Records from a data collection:
— Begin —
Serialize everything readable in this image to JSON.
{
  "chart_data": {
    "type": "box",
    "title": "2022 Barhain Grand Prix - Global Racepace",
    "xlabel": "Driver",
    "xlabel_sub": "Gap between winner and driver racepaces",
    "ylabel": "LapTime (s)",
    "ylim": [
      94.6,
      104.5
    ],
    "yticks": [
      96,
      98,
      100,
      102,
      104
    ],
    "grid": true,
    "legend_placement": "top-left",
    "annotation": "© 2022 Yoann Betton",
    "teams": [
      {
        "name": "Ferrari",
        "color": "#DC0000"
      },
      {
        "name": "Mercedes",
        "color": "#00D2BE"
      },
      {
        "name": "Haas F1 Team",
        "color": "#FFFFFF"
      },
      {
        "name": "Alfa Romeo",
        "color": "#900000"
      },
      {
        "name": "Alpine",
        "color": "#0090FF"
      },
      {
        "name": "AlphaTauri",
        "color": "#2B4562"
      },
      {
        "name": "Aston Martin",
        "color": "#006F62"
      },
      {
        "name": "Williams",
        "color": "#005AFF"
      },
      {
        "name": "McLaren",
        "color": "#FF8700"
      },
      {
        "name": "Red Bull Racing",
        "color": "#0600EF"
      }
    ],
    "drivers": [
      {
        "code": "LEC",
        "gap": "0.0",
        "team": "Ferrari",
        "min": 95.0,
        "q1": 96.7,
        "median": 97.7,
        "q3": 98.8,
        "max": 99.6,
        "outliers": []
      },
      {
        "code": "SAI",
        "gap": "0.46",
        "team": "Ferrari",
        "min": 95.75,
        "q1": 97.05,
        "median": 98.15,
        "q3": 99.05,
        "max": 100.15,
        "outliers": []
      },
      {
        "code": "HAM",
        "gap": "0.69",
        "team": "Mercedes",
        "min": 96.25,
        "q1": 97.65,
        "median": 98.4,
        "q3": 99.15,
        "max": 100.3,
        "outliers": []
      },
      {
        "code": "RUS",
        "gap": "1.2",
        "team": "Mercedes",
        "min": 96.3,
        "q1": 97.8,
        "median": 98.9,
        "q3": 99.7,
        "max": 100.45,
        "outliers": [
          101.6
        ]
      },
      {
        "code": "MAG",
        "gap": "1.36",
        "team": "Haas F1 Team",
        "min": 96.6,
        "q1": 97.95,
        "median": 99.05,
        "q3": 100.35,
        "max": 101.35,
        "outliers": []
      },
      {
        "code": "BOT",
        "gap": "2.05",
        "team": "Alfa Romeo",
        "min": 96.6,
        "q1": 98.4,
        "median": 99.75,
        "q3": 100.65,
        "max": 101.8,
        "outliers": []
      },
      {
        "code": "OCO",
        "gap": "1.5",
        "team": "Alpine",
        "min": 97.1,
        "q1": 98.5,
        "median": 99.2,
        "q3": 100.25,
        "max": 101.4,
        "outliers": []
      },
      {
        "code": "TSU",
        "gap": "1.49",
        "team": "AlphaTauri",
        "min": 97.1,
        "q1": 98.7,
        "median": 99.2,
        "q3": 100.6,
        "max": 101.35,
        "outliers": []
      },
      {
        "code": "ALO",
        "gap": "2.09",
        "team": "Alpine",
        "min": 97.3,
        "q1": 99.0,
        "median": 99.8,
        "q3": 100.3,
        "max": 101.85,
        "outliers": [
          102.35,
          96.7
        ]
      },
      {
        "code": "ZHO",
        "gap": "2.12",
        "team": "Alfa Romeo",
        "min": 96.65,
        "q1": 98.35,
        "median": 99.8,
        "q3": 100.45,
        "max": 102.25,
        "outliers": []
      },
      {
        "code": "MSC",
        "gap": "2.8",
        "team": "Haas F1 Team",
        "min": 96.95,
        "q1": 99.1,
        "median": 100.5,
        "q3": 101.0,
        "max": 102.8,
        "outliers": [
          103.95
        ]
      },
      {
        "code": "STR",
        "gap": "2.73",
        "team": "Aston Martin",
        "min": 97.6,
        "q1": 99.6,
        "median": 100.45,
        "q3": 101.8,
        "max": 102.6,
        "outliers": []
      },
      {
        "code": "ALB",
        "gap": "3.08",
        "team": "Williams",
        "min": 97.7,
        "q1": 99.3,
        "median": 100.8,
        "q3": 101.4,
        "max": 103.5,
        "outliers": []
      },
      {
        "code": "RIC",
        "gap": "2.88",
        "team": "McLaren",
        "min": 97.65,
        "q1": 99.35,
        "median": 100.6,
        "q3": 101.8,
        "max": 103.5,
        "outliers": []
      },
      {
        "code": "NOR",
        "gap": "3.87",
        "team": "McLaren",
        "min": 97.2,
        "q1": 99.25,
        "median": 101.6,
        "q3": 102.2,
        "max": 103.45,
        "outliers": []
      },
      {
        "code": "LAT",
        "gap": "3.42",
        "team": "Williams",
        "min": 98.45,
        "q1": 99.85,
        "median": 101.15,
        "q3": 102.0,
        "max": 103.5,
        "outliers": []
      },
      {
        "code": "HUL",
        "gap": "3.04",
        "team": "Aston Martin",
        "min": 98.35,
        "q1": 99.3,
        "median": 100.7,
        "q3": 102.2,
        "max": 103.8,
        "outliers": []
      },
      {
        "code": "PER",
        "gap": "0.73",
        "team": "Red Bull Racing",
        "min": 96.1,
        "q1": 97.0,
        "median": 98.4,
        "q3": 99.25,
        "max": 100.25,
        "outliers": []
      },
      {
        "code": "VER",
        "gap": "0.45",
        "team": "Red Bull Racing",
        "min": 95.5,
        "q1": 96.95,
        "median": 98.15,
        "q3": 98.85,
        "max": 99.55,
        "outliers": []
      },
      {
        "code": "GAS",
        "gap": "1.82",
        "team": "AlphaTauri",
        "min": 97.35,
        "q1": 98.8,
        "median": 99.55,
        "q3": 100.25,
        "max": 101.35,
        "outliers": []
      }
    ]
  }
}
— End —
• [Problem] Repeat back the data above, exact to the last character.

• [Final result]
Serialize everything readable in this image to JSON.
{
  "chart_data": {
    "type": "box",
    "title": "2022 Barhain Grand Prix - Global Racepace",
    "xlabel": "Driver",
    "xlabel_sub": "Gap between winner and driver racepaces",
    "ylabel": "LapTime (s)",
    "ylim": [
      94.6,
      104.5
    ],
    "yticks": [
      96,
      98,
      100,
      102,
      104
    ],
    "grid": true,
    "legend_placement": "top-left",
    "annotation": "© 2022 Yoann Betton",
    "teams": [
      {
        "name": "Ferrari",
        "color": "#DC0000"
      },
      {
        "name": "Mercedes",
        "color": "#00D2BE"
      },
      {
        "name": "Haas F1 Team",
        "color": "#FFFFFF"
      },
      {
        "name": "Alfa Romeo",
        "color": "#900000"
      },
      {
        "name": "Alpine",
        "color": "#0090FF"
      },
      {
        "name": "AlphaTauri",
        "color": "#2B4562"
      },
      {
        "name": "Aston Martin",
        "color": "#006F62"
      },
      {
        "name": "Williams",
        "color": "#005AFF"
      },
      {
        "name": "McLaren",
        "color": "#FF8700"
      },
      {
        "name": "Red Bull Racing",
        "color": "#0600EF"
      }
    ],
    "drivers": [
      {
        "code": "LEC",
        "gap": "0.0",
        "team": "Ferrari",
        "min": 95.0,
        "q1": 96.7,
        "median": 97.7,
        "q3": 98.8,
        "max": 99.6,
        "outliers": []
      },
      {
        "code": "SAI",
        "gap": "0.46",
        "team": "Ferrari",
        "min": 95.75,
        "q1": 97.05,
        "median": 98.15,
        "q3": 99.05,
        "max": 100.15,
        "outliers": []
      },
      {
        "code": "HAM",
        "gap": "0.69",
        "team": "Mercedes",
        "min": 96.25,
        "q1": 97.65,
        "median": 98.4,
        "q3": 99.15,
        "max": 100.3,
        "outliers": []
      },
      {
        "code": "RUS",
        "gap": "1.2",
        "team": "Mercedes",
        "min": 96.3,
        "q1": 97.8,
        "median": 98.9,
        "q3": 99.7,
        "max": 100.45,
        "outliers": [
          101.6
        ]
      },
      {
        "code": "MAG",
        "gap": "1.36",
        "team": "Haas F1 Team",
        "min": 96.6,
        "q1": 97.95,
        "median": 99.05,
        "q3": 100.35,
        "max": 101.35,
        "outliers": []
      },
      {
        "code": "BOT",
        "gap": "2.05",
        "team": "Alfa Romeo",
        "min": 96.6,
        "q1": 98.4,
        "median": 99.75,
        "q3": 100.65,
        "max": 101.8,
        "outliers": []
      },
      {
        "code": "OCO",
        "gap": "1.5",
        "team": "Alpine",
        "min": 97.1,
        "q1": 98.5,
        "median": 99.2,
        "q3": 100.25,
        "max": 101.4,
        "outliers": []
      },
      {
        "code": "TSU",
        "gap": "1.49",
        "team": "AlphaTauri",
        "min": 97.1,
        "q1": 98.7,
        "median": 99.2,
        "q3": 100.6,
        "max": 101.35,
        "outliers": []
      },
      {
        "code": "ALO",
        "gap": "2.09",
        "team": "Alpine",
        "min": 97.3,
        "q1": 99.0,
        "median": 99.8,
        "q3": 100.3,
        "max": 101.85,
        "outliers": [
          102.35,
          96.7
        ]
      },
      {
        "code": "ZHO",
        "gap": "2.12",
        "team": "Alfa Romeo",
        "min": 96.65,
        "q1": 98.35,
        "median": 99.8,
        "q3": 100.45,
        "max": 102.25,
        "outliers": []
      },
      {
        "code": "MSC",
        "gap": "2.8",
        "team": "Haas F1 Team",
        "min": 96.95,
        "q1": 99.1,
        "median": 100.5,
        "q3": 101.0,
        "max": 102.8,
        "outliers": [
          103.95
        ]
      },
      {
        "code": "STR",
        "gap": "2.73",
        "team": "Aston Martin",
        "min": 97.6,
        "q1": 99.6,
        "median": 100.45,
        "q3": 101.8,
        "max": 102.6,
        "outliers": []
      },
      {
        "code": "ALB",
        "gap": "3.08",
        "team": "Williams",
        "min": 97.7,
        "q1": 99.3,
        "median": 100.8,
        "q3": 101.4,
        "max": 103.5,
        "outliers": []
      },
      {
        "code": "RIC",
        "gap": "2.88",
        "team": "McLaren",
        "min": 97.65,
        "q1": 99.35,
        "median": 100.6,
        "q3": 101.8,
        "max": 103.5,
        "outliers": []
      },
      {
        "code": "NOR",
        "gap": "3.87",
        "team": "McLaren",
        "min": 97.2,
        "q1": 99.25,
        "median": 101.6,
        "q3": 102.2,
        "max": 103.45,
        "outliers": []
      },
      {
        "code": "LAT",
        "gap": "3.42",
        "team": "Williams",
        "min": 98.45,
        "q1": 99.85,
        "median": 101.15,
        "q3": 102.0,
        "max": 103.5,
        "outliers": []
      },
      {
        "code": "HUL",
        "gap": "3.04",
        "team": "Aston Martin",
        "min": 98.35,
        "q1": 99.3,
        "median": 100.7,
        "q3": 102.2,
        "max": 103.8,
        "outliers": []
      },
      {
        "code": "PER",
        "gap": "0.73",
        "team": "Red Bull Racing",
        "min": 96.1,
        "q1": 97.0,
        "median": 98.4,
        "q3": 99.25,
        "max": 100.25,
        "outliers": []
      },
      {
        "code": "VER",
        "gap": "0.45",
        "team": "Red Bull Racing",
        "min": 95.5,
        "q1": 96.95,
        "median": 98.15,
        "q3": 98.85,
        "max": 99.55,
        "outliers": []
      },
      {
        "code": "GAS",
        "gap": "1.82",
        "team": "AlphaTauri",
        "min": 97.35,
        "q1": 98.8,
        "median": 99.55,
        "q3": 100.25,
        "max": 101.35,
        "outliers": []
      }
    ]
  }
}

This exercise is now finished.